TASK PROMPT:
Below is some material; transcribe all of it exactly.

MATERIAL:

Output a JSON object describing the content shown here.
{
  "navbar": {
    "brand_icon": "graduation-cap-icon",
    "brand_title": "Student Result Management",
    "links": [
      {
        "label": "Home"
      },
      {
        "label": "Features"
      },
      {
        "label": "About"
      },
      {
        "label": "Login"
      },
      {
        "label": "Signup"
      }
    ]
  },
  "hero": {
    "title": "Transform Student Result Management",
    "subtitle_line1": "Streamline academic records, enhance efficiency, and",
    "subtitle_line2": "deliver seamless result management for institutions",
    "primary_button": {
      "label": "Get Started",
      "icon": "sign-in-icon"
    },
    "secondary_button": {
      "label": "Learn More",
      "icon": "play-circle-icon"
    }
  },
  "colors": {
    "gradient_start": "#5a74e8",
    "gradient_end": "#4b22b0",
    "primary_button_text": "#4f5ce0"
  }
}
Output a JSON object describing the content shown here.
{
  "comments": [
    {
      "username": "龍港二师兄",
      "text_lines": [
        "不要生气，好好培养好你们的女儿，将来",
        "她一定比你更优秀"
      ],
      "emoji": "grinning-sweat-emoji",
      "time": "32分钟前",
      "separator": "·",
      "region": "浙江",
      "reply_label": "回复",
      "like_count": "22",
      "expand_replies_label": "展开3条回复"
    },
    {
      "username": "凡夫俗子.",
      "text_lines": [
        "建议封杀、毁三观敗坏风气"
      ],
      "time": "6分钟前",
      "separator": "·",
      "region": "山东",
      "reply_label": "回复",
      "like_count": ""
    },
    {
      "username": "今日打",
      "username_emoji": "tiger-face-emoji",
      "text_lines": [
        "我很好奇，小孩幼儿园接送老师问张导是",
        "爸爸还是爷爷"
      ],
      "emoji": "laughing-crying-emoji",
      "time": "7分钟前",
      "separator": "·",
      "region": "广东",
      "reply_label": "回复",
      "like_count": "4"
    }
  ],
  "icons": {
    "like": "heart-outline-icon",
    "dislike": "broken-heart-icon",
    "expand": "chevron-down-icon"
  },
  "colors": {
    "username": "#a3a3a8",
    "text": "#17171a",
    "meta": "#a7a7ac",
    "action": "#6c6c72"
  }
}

FINISHED TASK:
Output a JSON object describing the content shown here.
{
  "navbar": {
    "brand_icon": "graduation-cap-icon",
    "brand_title": "Student Result Management",
    "links": [
      {
        "label": "Home"
      },
      {
        "label": "Features"
      },
      {
        "label": "About"
      },
      {
        "label": "Login"
      },
      {
        "label": "Signup"
      }
    ]
  },
  "hero": {
    "title": "Transform Student Result Management",
    "subtitle_line1": "Streamline academic records, enhance efficiency, and",
    "subtitle_line2": "deliver seamless result management for institutions",
    "primary_button": {
      "label": "Get Started",
      "icon": "sign-in-icon"
    },
    "secondary_button": {
      "label": "Learn More",
      "icon": "play-circle-icon"
    }
  },
  "colors": {
    "gradient_start": "#5a74e8",
    "gradient_end": "#4b22b0",
    "primary_button_text": "#4f5ce0"
  }
}
Output a JSON object describing the content shown here.
{
  "comments": [
    {
      "username": "龍港二师兄",
      "text_lines": [
        "不要生气，好好培养好你们的女儿，将来",
        "她一定比你更优秀"
      ],
      "emoji": "grinning-sweat-emoji",
      "time": "32分钟前",
      "separator": "·",
      "region": "浙江",
      "reply_label": "回复",
      "like_count": "22",
      "expand_replies_label": "展开3条回复"
    },
    {
      "username": "凡夫俗子.",
      "text_lines": [
        "建议封杀、毁三观敗坏风气"
      ],
      "time": "6分钟前",
      "separator": "·",
      "region": "山东",
      "reply_label": "回复",
      "like_count": ""
    },
    {
      "username": "今日打",
      "username_emoji": "tiger-face-emoji",
      "text_lines": [
        "我很好奇，小孩幼儿园接送老师问张导是",
        "爸爸还是爷爷"
      ],
      "emoji": "laughing-crying-emoji",
      "time": "7分钟前",
      "separator": "·",
      "region": "广东",
      "reply_label": "回复",
      "like_count": "4"
    }
  ],
  "icons": {
    "like": "heart-outline-icon",
    "dislike": "broken-heart-icon",
    "expand": "chevron-down-icon"
  },
  "colors": {
    "username": "#a3a3a8",
    "text": "#17171a",
    "meta": "#a7a7ac",
    "action": "#6c6c72"
  }
}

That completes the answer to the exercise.